Excerpted passage »
Suvir gave his market forecast by saying, “I think there will be a few horizontal players that will survive and grow and a few vertical players that will survive. But I am optimistic about the e-commerce growth. And yes, Nexus Venture Partners is bullish about e-commerce.”
And Kunal quietly quipped, “So am I!”
A startup doesn’t need great orators; it needs people who can get S@#$ done
As Kunal initially shared, e-commerce, like many other businesses are built on people, and the session was rightfully ended on the interaction between a startup and it’s people. Kunal shared a very interesting process that Snapdeal follows in hiring. He says, “In the beginning, we hired people because of their ability to communicate properly. While this is important, it isn’t a measure of the effectiveness of a person. Our process involves a series of interviews from various departments and we have very high bars, so it’s not easy to get in. Once these interviews are done, we ask people to present a business plan on how they will go about executing their roles. And surprisingly, many people who have cleared the four-five rounds of interviews don’t turn up for this! Furthermore, eight out of ten people who present, get selected. This is a great filter for us and as a startup, you don’t need great orators; you need people who can get S@#$ done.”
Kunal further shared that a large salary or a challenging work environment isn’t going to attract the best talent to a company. He says, “We did a poll amongst our employees and interestingly, 65% of our people come from small towns. Almost all of them have a relative who runs a small business and they’re aware of the challenges they go through. These people have come and stayed with us because of mission that Snapdeal is trying fulfill. When your company has got this clear, then you will attract the right kind of people. And they stop being employees; they become missionaries.
The talk ended with Kunal’s relationship with one of the most important people in his life - Rohit, his best friend and co-founder. In a chat after the session, Kunal shared, “You know, it was just a matter of time before me and Rohit started something together. He’s the third brother in the family, after me and my elder brother. Yes, there are ego issues while running a company - in the early days, we would have many hours wasted on deciding where a particular logo went on the site. Of course, we do realise now how trivial those things are. But however big or small the difference in opinion is, we make sure that we leave the room after having completely agreed on one thing. It is when co-founders ignore these things, that the cracks become crevices.”

Aim of the exercise » In the excerpt on Snapdeal's hiring, what share of Snapdeal's employees come from small towns?

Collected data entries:
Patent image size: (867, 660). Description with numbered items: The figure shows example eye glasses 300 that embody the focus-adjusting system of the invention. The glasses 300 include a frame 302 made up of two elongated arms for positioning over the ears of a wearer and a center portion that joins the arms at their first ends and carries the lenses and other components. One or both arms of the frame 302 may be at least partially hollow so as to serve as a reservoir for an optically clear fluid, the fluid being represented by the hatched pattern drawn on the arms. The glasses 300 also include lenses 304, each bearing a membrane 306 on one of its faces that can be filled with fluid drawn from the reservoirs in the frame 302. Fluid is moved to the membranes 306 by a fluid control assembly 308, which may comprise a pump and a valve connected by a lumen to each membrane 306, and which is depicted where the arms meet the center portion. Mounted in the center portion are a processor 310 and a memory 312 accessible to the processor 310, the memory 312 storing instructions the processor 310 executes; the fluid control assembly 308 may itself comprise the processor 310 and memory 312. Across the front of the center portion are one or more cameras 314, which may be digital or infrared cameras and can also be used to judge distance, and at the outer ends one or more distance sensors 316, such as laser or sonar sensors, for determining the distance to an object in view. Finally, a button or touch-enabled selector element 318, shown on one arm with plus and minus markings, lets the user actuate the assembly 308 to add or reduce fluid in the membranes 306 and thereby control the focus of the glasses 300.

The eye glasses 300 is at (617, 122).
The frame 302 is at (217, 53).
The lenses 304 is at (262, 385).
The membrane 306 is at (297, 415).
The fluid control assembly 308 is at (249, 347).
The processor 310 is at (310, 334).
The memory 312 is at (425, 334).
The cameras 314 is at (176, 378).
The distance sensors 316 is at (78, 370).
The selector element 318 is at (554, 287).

Task output » 65%, according to a poll of its employees.